Supplied entries -
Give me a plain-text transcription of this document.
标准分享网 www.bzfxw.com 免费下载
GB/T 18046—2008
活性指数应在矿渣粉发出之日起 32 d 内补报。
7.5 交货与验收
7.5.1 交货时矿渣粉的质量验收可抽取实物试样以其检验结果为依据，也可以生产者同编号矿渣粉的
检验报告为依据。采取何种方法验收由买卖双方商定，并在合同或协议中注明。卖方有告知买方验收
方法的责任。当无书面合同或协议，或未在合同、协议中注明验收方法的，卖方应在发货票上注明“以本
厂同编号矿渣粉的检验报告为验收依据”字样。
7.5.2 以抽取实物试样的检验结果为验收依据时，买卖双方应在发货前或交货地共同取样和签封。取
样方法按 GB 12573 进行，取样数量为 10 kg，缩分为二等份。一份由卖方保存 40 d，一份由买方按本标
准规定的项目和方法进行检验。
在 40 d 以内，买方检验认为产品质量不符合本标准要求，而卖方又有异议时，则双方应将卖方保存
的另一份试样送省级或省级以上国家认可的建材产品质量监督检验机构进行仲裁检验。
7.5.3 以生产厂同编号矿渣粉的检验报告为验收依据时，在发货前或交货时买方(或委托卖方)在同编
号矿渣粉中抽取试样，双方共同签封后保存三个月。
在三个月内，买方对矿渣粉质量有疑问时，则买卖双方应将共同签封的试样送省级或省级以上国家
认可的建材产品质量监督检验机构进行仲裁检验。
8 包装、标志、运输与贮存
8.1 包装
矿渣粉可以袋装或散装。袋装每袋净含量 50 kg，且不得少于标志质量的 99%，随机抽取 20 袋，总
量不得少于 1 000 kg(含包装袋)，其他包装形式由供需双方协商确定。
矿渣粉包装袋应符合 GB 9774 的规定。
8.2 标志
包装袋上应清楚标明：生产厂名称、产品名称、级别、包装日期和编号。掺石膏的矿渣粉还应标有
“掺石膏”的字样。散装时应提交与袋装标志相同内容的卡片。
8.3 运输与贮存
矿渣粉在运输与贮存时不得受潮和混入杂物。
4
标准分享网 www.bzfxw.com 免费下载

Problem - Each record above should be returned exactly as it appears.

In response -
Give me a plain-text transcription of this document.
标准分享网 www.bzfxw.com 免费下载
GB/T 18046—2008
活性指数应在矿渣粉发出之日起 32 d 内补报。
7.5 交货与验收
7.5.1 交货时矿渣粉的质量验收可抽取实物试样以其检验结果为依据，也可以生产者同编号矿渣粉的
检验报告为依据。采取何种方法验收由买卖双方商定，并在合同或协议中注明。卖方有告知买方验收
方法的责任。当无书面合同或协议，或未在合同、协议中注明验收方法的，卖方应在发货票上注明“以本
厂同编号矿渣粉的检验报告为验收依据”字样。
7.5.2 以抽取实物试样的检验结果为验收依据时，买卖双方应在发货前或交货地共同取样和签封。取
样方法按 GB 12573 进行，取样数量为 10 kg，缩分为二等份。一份由卖方保存 40 d，一份由买方按本标
准规定的项目和方法进行检验。
在 40 d 以内，买方检验认为产品质量不符合本标准要求，而卖方又有异议时，则双方应将卖方保存
的另一份试样送省级或省级以上国家认可的建材产品质量监督检验机构进行仲裁检验。
7.5.3 以生产厂同编号矿渣粉的检验报告为验收依据时，在发货前或交货时买方(或委托卖方)在同编
号矿渣粉中抽取试样，双方共同签封后保存三个月。
在三个月内，买方对矿渣粉质量有疑问时，则买卖双方应将共同签封的试样送省级或省级以上国家
认可的建材产品质量监督检验机构进行仲裁检验。
8 包装、标志、运输与贮存
8.1 包装
矿渣粉可以袋装或散装。袋装每袋净含量 50 kg，且不得少于标志质量的 99%，随机抽取 20 袋，总
量不得少于 1 000 kg(含包装袋)，其他包装形式由供需双方协商确定。
矿渣粉包装袋应符合 GB 9774 的规定。
8.2 标志
包装袋上应清楚标明：生产厂名称、产品名称、级别、包装日期和编号。掺石膏的矿渣粉还应标有
“掺石膏”的字样。散装时应提交与袋装标志相同内容的卡片。
8.3 运输与贮存
矿渣粉在运输与贮存时不得受潮和混入杂物。
4
标准分享网 www.bzfxw.com 免费下载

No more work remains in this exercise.